--- Exercício proposto ---
Reproduza do texto citado tudo desde "Mas os fundos" até "queda ou contingenciamento.", trocando "renúncia fiscal" por "isenção fiscal".

--- Texto citado ---
□ □ □ □

O presidente do Instituto Brasileiro dos Museus (Carlos Roberto Brandão) manifestou interesse na Casa Daros, que fechará neste ano. Há uma negociação real?
Queremos ver se eles entram em entendimento conosco para que se possa manter a atividade cultural ali. O presidente do Ibram já está em conversa com os suíços. Quem sabe um sistema de comodato?
E para o teatro, no que o ministério pensa? Um dos setores que mais reclamam do fim da Rouanet, defendido pelo senhor, é o teatro.
Mais ou menos. A maioria é a favor da mudança. São tão poucos os que têm acesso à Rouanet… Principalmente se você considerar o território brasileiro. A grande discussão é artista consagrado ou não. E a gente não tem preconceito com os artistas que se consagraram com seu trabalho, o problema é que esse não pode ser o critério para se ter acesso a uma lei que corresponde a 80% do dinheiro que o governo federal tem para incentivo e fomento da cultura. É preciso abrir os critérios. O principal deve ser a relevância da obra. A outra discussão é: somos favoráveis à parceria público-privada, mas, toda vez que a área privada se associar à área pública, ela deve botar alguma coisa. O que a gente está exigindo é que coloque 20%. É a contrapartida da empresa ao fortalecer sua marca apoiando uma peça ou um show. E esse dinheiro iria para o Fundo Nacional das Artes, gerido por uma comissão de representantes do ministério, dos artistas e das empresas. Como é com o Fundo Setorial do Audiovisual.
Mas os fundos não sofrem contingenciamento também?
É contra isso que a gente vai procurar vaciná-los. Essa é uma discussão interna do governo, que não publicizo pra não dificultar, mas precisamos ter garantia de não contingenciamento e de que a renúncia fiscal vai ficar no mesmo nível. Só nos interessa se for, ao menos, mantido o patamar do que é disponibilizado pela Rouanet (R$ 1,3 bilhão em 2014). A gente não fará reversão se houver queda ou contingenciamento.
O Fundo do Audiovisual corre risco de contingenciamento para já?
Algum risco, corre. Uma das minhas batalhas é reduzir ao máximo o impacto do contingenciamento sobre o orçamento da Cultura porque ele já é tão pouco (o valor aprovado era de R$ 3,3 bilhões, mas passou para R$ 2,6 bilhões, após os ajustes do governo). E significa tão pouco para equilibrar a economia do Brasil…
Descontadas despesas, ficam R$ 320 milhões para investimentos. A Biblioteca Nacional já perdeu funcionários, a Cinemateca Brasileira perderá. Haverá mais cortes de terceirizados?

□ □ □ □

(Registros extraídos de uma coleção)

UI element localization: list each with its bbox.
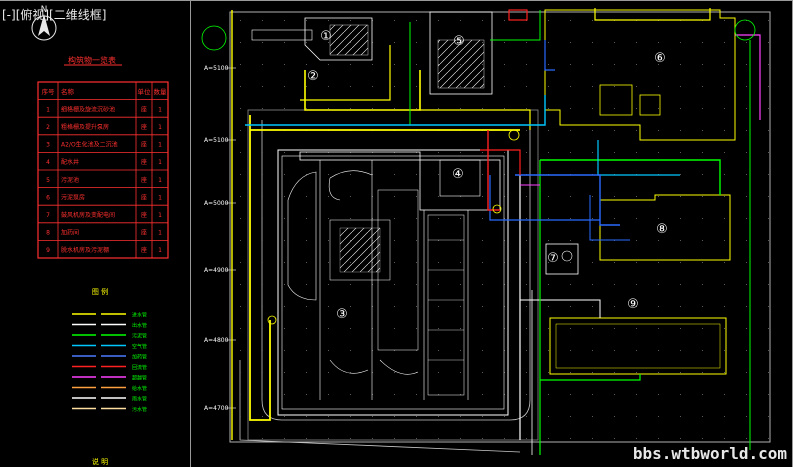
pipe-legend: 图 例 进水管出水管污泥管空气管加药管回流管超越管给水管雨水管污水管 说 明 (72, 287, 147, 466)
table-cell: 1 (158, 212, 162, 219)
table-header-cell: 单位 (138, 87, 152, 96)
table-cell: 粗格栅及提升泵房 (61, 123, 109, 131)
table-cell: A2/O生化池及二沉池 (61, 141, 118, 149)
table-cell: 5 (46, 177, 50, 184)
table-cell: 座 (141, 193, 147, 201)
table-cell: 污泥池 (61, 176, 79, 184)
table-cell: 1 (158, 124, 162, 131)
table-header-cell: 序号 (42, 87, 56, 96)
table-cell: 座 (141, 211, 147, 219)
dewatering-house[interactable] (549, 317, 727, 375)
table-cell: 1 (158, 177, 162, 184)
legend-swatch-gap (96, 395, 101, 401)
table-cell: 加药间 (61, 229, 79, 237)
table-cell: 1 (46, 106, 50, 113)
table-cell: 鼓风机房及变配电间 (61, 211, 115, 219)
axis-label: A=5000 (204, 200, 229, 207)
table-cell: 4 (46, 159, 50, 166)
cad-model-space[interactable]: [-][俯视][二维线框] N 构筑物一览表 序号 名称 单位 数量 1 细格栅及旋流沉砂… (0, 0, 793, 467)
table-cell: 座 (141, 123, 147, 131)
plan-number: ⑨ (627, 297, 639, 312)
table-cell: 座 (141, 158, 147, 166)
grid-axis-labels: A=5100 A=5100 A=5000 A=4900 A=4800 A=4700 (204, 65, 236, 412)
table-cell: 座 (141, 141, 147, 149)
table-cell: 座 (141, 246, 147, 254)
axis-label: A=4800 (204, 337, 229, 344)
table-cell: 8 (46, 230, 50, 237)
structure-table-title: 构筑物一览表 (68, 55, 116, 65)
legend-label: 加药管 (132, 354, 147, 361)
axis-label: A=4700 (204, 405, 229, 412)
blower-house[interactable] (544, 9, 736, 141)
table-cell: 1 (158, 194, 162, 201)
table-cell: 细格栅及旋流沉砂池 (61, 105, 115, 113)
plan-number: ③ (336, 307, 348, 322)
plan-number: ⑤ (453, 34, 465, 49)
legend-label: 进水管 (132, 312, 147, 319)
table-cell: 2 (46, 124, 50, 131)
axis-label: A=5100 (204, 137, 229, 144)
table-cell: 3 (46, 142, 50, 149)
legend-label: 超越管 (132, 375, 147, 382)
legend-swatch-gap (96, 385, 101, 390)
site-plan[interactable] (201, 8, 771, 455)
table-cell: 座 (141, 229, 147, 237)
table-header-cell: 数量 (154, 87, 168, 96)
plan-number: ④ (452, 167, 464, 182)
table-cell: 7 (46, 212, 50, 219)
legend-label: 雨水管 (132, 396, 147, 403)
legend-label: 给水管 (132, 385, 147, 392)
table-cell: 座 (141, 105, 147, 113)
legend-label: 回流管 (132, 364, 147, 371)
table-cell: 脱水机房及污泥棚 (61, 246, 109, 254)
table-cell: 1 (158, 247, 162, 254)
legend-swatch-gap (96, 332, 101, 338)
table-cell: 9 (46, 247, 50, 254)
structure-table: 构筑物一览表 序号 名称 单位 数量1 细格栅及旋流沉砂池座 12 粗格栅及提升泵房座 13 A… (37, 55, 169, 259)
table-cell: 污泥泵房 (61, 193, 85, 201)
plan-number: ② (307, 69, 319, 84)
table-cell: 配水井 (61, 158, 79, 166)
legend-footer: 说 明 (92, 457, 108, 466)
north-arrow-icon: N (31, 5, 57, 41)
plan-number: ⑥ (654, 51, 666, 66)
table-cell: 6 (46, 194, 50, 201)
legend-title: 图 例 (92, 287, 108, 296)
table-header-cell: 名称 (61, 87, 75, 96)
plan-number: ① (320, 29, 332, 44)
table-cell: 1 (158, 159, 162, 166)
table-cell: 1 (158, 106, 162, 113)
drawing-canvas[interactable]: N 构筑物一览表 序号 名称 单位 数量1 细格栅及旋流沉砂池座 12 粗格栅及提升泵房座 1… (0, 0, 793, 467)
legend-swatch-gap (96, 364, 101, 369)
north-arrow-label: N (41, 5, 48, 15)
axis-label: A=5100 (204, 65, 229, 72)
axis-label: A=4900 (204, 267, 229, 274)
legend-label: 出水管 (132, 322, 147, 329)
legend-swatch-gap (96, 311, 101, 317)
plan-number: ⑦ (547, 251, 559, 266)
aeration-tank[interactable] (277, 149, 509, 416)
legend-label: 污水管 (132, 406, 147, 413)
legend-swatch-gap (96, 322, 101, 327)
legend-swatch-gap (96, 353, 101, 359)
legend-swatch-gap (96, 406, 101, 411)
plan-number: ⑧ (656, 222, 668, 237)
watermark: bbs.wtbworld.com (632, 444, 787, 463)
table-cell: 1 (158, 142, 162, 149)
table-cell: 座 (141, 176, 147, 184)
legend-label: 污泥管 (132, 333, 147, 340)
legend-swatch-gap (96, 374, 101, 380)
table-cell: 1 (158, 230, 162, 237)
legend-swatch-gap (96, 343, 101, 348)
grit-chamber[interactable] (251, 17, 373, 61)
legend-label: 空气管 (132, 343, 147, 350)
sludge-tank[interactable] (429, 11, 493, 95)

□ □ □ □

--- Solução da tarefa ---
Mas os fundos não sofrem contingenciamento também?
É contra isso que a gente vai procurar vaciná-los. Essa é uma discussão interna do governo, que não publicizo pra não dificultar, mas precisamos ter garantia de não contingenciamento e de que a isenção fiscal vai ficar no mesmo nível. Só nos interessa se for, ao menos, mantido o patamar do que é disponibilizado pela Rouanet (R$ 1,3 bilhão em 2014). A gente não fará reversão se houver queda ou contingenciamento.